WHAT IS ASKED: Restate the whole listing word for word. Pictures are left out.

= = =

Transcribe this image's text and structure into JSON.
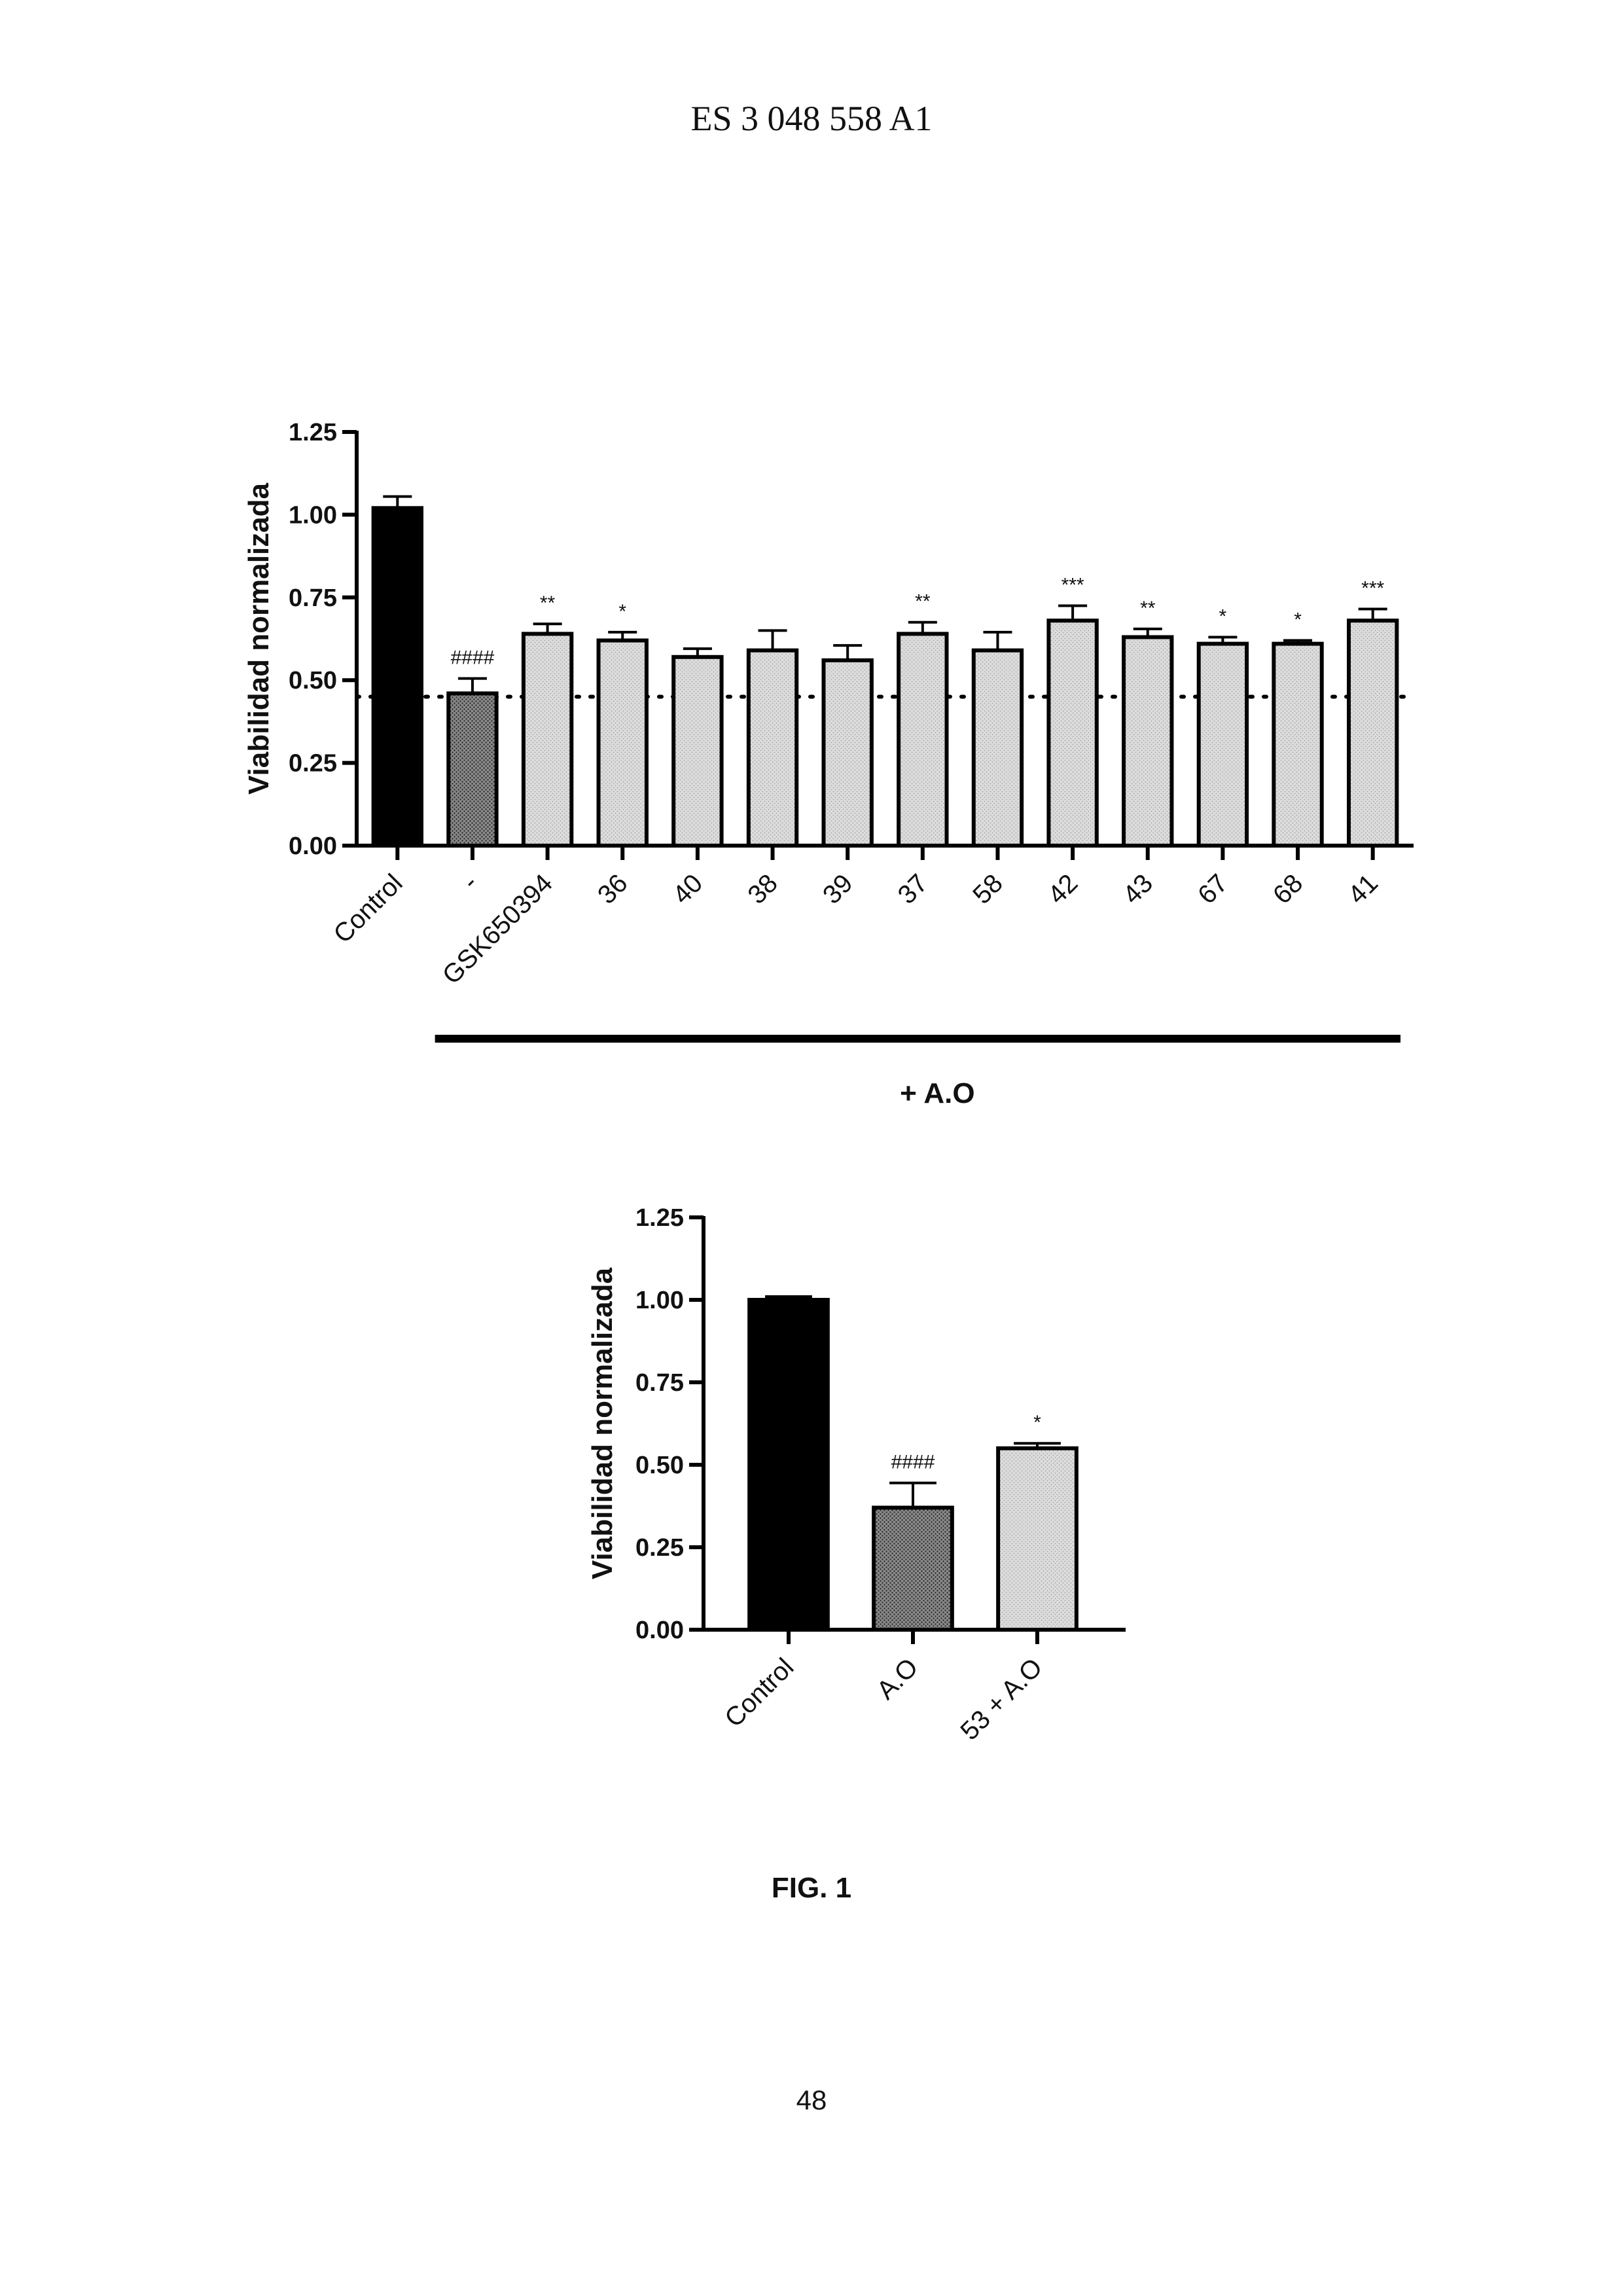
{
  "page": {
    "header": "ES 3 048 558 A1",
    "figure_label": "FIG. 1",
    "page_number": "48"
  },
  "chart_data": [
    {
      "type": "bar",
      "ylabel": "Viabilidad normalizada",
      "ylim": [
        0,
        1.25
      ],
      "yticks": [
        "0.00",
        "0.25",
        "0.50",
        "0.75",
        "1.00",
        "1.25"
      ],
      "categories": [
        "Control",
        "-",
        "GSK650394",
        "36",
        "40",
        "38",
        "39",
        "37",
        "58",
        "42",
        "43",
        "67",
        "68",
        "41"
      ],
      "values": [
        1.02,
        0.46,
        0.64,
        0.62,
        0.57,
        0.59,
        0.56,
        0.64,
        0.59,
        0.68,
        0.63,
        0.61,
        0.61,
        0.68
      ],
      "errors": [
        0.035,
        0.045,
        0.03,
        0.025,
        0.025,
        0.06,
        0.045,
        0.035,
        0.055,
        0.045,
        0.025,
        0.02,
        0.01,
        0.035
      ],
      "annotations": [
        "",
        "####",
        "**",
        "*",
        "",
        "",
        "",
        "**",
        "",
        "***",
        "**",
        "*",
        "*",
        "***"
      ],
      "fills": [
        "black",
        "dense-dots",
        "light-dots",
        "light-dots",
        "light-dots",
        "light-dots",
        "light-dots",
        "light-dots",
        "light-dots",
        "light-dots",
        "light-dots",
        "light-dots",
        "light-dots",
        "light-dots"
      ],
      "reference_line": 0.45,
      "group_label": "+ A.O",
      "group_start": 1
    },
    {
      "type": "bar",
      "ylabel": "Viabilidad normalizada",
      "ylim": [
        0,
        1.25
      ],
      "yticks": [
        "0.00",
        "0.25",
        "0.50",
        "0.75",
        "1.00",
        "1.25"
      ],
      "categories": [
        "Control",
        "A.O",
        "53 + A.O"
      ],
      "values": [
        1.0,
        0.37,
        0.55
      ],
      "errors": [
        0.01,
        0.075,
        0.015
      ],
      "annotations": [
        "",
        "####",
        "*"
      ],
      "fills": [
        "black",
        "dense-dots",
        "light-dots"
      ]
    }
  ]
}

= = =

SOLVED EXERCISE:
Transcribe this image's text and structure into JSON.
{
  "page": {
    "header": "ES 3 048 558 A1",
    "figure_label": "FIG. 1",
    "page_number": "48"
  },
  "chart_data": [
    {
      "type": "bar",
      "ylabel": "Viabilidad normalizada",
      "ylim": [
        0,
        1.25
      ],
      "yticks": [
        "0.00",
        "0.25",
        "0.50",
        "0.75",
        "1.00",
        "1.25"
      ],
      "categories": [
        "Control",
        "-",
        "GSK650394",
        "36",
        "40",
        "38",
        "39",
        "37",
        "58",
        "42",
        "43",
        "67",
        "68",
        "41"
      ],
      "values": [
        1.02,
        0.46,
        0.64,
        0.62,
        0.57,
        0.59,
        0.56,
        0.64,
        0.59,
        0.68,
        0.63,
        0.61,
        0.61,
        0.68
      ],
      "errors": [
        0.035,
        0.045,
        0.03,
        0.025,
        0.025,
        0.06,
        0.045,
        0.035,
        0.055,
        0.045,
        0.025,
        0.02,
        0.01,
        0.035
      ],
      "annotations": [
        "",
        "####",
        "**",
        "*",
        "",
        "",
        "",
        "**",
        "",
        "***",
        "**",
        "*",
        "*",
        "***"
      ],
      "fills": [
        "black",
        "dense-dots",
        "light-dots",
        "light-dots",
        "light-dots",
        "light-dots",
        "light-dots",
        "light-dots",
        "light-dots",
        "light-dots",
        "light-dots",
        "light-dots",
        "light-dots",
        "light-dots"
      ],
      "reference_line": 0.45,
      "group_label": "+ A.O",
      "group_start": 1
    },
    {
      "type": "bar",
      "ylabel": "Viabilidad normalizada",
      "ylim": [
        0,
        1.25
      ],
      "yticks": [
        "0.00",
        "0.25",
        "0.50",
        "0.75",
        "1.00",
        "1.25"
      ],
      "categories": [
        "Control",
        "A.O",
        "53 + A.O"
      ],
      "values": [
        1.0,
        0.37,
        0.55
      ],
      "errors": [
        0.01,
        0.075,
        0.015
      ],
      "annotations": [
        "",
        "####",
        "*"
      ],
      "fills": [
        "black",
        "dense-dots",
        "light-dots"
      ]
    }
  ]
}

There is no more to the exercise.